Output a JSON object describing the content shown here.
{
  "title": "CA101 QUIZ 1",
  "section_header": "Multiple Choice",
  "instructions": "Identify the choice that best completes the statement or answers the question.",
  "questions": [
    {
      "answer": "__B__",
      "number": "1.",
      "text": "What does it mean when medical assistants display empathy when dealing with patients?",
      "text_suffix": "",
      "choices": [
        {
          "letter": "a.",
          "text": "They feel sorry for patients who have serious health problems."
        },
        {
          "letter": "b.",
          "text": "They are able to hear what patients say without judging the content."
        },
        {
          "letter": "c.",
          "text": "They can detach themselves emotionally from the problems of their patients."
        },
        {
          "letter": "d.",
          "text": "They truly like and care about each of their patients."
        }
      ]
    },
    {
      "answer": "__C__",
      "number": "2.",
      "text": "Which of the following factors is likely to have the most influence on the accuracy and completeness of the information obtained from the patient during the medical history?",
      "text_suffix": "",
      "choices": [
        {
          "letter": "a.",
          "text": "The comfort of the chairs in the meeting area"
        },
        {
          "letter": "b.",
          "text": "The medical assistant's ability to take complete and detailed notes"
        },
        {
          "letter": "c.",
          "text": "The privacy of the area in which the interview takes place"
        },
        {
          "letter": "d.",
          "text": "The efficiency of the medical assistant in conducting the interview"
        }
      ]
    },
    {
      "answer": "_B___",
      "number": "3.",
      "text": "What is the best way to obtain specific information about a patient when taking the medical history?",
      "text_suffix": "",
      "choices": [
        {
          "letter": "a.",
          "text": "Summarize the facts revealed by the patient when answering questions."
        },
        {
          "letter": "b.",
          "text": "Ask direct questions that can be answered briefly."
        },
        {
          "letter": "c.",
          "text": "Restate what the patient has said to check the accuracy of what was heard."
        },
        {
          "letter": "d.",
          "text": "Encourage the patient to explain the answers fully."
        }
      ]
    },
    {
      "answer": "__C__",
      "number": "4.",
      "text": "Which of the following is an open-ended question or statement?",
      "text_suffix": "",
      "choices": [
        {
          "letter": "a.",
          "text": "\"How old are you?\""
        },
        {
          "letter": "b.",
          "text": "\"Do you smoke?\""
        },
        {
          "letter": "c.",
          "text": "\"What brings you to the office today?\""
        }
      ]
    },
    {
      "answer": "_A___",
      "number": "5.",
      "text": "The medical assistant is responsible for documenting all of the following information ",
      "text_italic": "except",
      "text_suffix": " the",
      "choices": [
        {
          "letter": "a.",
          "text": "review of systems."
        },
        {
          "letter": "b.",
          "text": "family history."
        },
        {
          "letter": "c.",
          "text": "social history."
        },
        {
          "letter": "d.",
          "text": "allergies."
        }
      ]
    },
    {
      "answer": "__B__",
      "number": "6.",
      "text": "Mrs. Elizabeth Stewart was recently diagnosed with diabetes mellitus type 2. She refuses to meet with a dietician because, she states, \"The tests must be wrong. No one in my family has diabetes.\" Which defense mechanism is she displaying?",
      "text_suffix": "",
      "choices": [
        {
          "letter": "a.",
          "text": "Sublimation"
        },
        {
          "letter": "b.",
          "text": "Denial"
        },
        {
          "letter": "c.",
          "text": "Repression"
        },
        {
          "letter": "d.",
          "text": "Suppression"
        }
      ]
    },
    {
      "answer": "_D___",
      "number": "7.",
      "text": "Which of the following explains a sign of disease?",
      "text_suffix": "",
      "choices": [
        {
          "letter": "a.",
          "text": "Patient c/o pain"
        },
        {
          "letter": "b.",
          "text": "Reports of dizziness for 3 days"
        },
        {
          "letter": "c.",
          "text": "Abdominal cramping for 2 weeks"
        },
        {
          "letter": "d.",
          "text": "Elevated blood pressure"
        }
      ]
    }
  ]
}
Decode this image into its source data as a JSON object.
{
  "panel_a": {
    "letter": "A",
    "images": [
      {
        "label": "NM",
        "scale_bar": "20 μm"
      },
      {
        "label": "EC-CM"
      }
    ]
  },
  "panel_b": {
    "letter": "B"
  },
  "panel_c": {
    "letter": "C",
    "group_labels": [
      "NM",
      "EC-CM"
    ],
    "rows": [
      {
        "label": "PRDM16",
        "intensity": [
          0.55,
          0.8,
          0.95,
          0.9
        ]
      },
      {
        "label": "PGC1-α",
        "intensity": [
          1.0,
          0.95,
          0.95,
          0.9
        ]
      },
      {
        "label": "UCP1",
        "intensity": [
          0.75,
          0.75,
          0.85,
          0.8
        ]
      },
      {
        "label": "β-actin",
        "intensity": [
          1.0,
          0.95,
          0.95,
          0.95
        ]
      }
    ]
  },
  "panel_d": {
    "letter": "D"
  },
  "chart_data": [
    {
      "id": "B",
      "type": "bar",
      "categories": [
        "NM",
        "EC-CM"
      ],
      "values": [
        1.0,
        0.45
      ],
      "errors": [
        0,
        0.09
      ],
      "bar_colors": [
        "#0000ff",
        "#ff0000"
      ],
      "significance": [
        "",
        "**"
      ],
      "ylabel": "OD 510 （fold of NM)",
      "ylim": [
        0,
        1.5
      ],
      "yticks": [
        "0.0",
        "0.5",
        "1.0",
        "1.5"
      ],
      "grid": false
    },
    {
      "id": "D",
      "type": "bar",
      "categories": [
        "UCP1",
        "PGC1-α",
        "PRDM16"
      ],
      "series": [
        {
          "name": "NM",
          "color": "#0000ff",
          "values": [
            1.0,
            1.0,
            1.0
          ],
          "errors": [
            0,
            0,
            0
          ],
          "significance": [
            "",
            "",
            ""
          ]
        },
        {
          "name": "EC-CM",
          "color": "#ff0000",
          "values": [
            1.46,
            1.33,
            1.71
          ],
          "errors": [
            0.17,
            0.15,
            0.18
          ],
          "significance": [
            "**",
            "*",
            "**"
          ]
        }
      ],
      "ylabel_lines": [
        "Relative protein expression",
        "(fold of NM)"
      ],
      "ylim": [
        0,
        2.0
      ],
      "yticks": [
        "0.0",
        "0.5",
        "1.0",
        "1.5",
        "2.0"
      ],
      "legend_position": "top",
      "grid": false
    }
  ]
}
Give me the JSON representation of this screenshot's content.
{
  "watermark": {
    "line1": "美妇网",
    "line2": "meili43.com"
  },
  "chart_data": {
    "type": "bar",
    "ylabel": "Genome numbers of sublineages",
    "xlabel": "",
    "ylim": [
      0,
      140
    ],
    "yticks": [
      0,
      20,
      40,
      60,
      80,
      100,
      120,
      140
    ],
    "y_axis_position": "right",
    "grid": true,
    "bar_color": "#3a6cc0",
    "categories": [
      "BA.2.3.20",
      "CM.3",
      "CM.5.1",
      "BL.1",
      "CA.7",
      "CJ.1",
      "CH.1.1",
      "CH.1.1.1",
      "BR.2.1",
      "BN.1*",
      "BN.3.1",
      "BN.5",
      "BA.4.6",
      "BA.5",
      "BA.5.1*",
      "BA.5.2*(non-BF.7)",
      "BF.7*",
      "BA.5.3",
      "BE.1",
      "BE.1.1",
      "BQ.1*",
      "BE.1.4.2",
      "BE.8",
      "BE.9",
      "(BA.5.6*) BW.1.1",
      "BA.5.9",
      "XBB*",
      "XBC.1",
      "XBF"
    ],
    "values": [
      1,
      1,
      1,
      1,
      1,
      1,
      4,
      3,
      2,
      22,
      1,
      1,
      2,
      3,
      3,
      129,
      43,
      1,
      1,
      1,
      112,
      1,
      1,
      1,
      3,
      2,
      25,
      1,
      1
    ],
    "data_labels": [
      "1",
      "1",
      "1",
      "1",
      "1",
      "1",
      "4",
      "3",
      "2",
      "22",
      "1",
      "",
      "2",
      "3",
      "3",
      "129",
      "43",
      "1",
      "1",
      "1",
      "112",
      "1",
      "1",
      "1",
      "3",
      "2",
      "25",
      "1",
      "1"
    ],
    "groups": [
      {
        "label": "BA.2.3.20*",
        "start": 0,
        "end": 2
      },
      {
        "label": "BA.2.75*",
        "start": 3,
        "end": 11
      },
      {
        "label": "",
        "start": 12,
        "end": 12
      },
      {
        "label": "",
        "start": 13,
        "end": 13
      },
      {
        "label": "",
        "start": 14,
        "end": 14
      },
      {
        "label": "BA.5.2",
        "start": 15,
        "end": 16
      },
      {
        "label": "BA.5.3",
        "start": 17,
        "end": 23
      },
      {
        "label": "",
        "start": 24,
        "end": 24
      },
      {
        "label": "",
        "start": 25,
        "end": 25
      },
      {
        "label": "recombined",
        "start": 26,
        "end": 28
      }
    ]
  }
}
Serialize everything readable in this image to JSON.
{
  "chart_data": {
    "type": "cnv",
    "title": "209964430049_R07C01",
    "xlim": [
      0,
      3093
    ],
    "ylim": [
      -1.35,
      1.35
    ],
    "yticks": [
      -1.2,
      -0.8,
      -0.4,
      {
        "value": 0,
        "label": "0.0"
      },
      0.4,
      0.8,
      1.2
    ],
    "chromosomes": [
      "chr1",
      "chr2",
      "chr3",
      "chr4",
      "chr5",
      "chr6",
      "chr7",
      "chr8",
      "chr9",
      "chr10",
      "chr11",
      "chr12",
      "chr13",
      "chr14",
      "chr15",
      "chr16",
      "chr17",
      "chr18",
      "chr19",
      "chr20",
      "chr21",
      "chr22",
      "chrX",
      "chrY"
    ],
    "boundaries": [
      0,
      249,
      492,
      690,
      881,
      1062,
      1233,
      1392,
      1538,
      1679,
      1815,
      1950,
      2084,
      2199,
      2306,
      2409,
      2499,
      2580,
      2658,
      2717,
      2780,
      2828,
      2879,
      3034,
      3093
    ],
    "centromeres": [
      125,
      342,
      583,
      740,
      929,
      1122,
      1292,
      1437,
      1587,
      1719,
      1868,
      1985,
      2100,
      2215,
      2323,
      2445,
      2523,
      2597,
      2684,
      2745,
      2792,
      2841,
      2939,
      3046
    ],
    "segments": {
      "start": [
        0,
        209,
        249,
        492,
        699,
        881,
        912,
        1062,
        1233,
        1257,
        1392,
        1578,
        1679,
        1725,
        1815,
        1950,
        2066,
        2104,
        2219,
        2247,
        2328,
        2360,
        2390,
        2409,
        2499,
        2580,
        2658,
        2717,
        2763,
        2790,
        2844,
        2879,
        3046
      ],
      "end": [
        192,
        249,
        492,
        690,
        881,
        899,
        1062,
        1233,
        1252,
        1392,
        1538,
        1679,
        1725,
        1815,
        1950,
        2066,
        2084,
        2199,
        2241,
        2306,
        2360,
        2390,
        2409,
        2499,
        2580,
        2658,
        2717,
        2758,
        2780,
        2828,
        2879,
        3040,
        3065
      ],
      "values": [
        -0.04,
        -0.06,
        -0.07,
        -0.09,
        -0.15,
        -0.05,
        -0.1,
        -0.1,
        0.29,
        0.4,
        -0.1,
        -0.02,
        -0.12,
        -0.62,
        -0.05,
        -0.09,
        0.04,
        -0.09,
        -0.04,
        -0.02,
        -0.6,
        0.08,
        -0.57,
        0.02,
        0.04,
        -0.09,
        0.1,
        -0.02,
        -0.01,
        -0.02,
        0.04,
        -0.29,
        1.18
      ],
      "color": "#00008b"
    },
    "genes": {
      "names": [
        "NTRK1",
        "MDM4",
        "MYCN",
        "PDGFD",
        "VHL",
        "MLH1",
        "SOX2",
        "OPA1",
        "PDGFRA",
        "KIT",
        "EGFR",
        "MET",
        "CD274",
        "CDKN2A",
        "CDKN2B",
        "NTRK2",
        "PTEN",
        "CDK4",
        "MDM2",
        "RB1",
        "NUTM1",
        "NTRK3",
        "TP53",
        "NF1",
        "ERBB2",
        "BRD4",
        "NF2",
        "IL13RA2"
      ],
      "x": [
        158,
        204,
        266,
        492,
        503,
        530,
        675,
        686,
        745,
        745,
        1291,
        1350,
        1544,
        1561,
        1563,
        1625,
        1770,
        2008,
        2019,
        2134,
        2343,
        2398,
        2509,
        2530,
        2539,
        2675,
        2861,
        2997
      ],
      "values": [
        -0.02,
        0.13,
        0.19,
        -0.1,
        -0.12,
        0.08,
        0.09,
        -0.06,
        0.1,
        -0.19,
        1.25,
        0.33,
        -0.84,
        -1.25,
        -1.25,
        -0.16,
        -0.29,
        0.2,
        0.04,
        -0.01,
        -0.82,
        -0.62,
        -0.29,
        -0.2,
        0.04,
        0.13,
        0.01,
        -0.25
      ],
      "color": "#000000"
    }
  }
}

=-=-=-=-=

• [Task prompt] Every line above with the string "object" in it should be copied into the answer.

• [Response to this exercise]
Output a JSON object describing the content shown here.
Decode this image into its source data as a JSON object.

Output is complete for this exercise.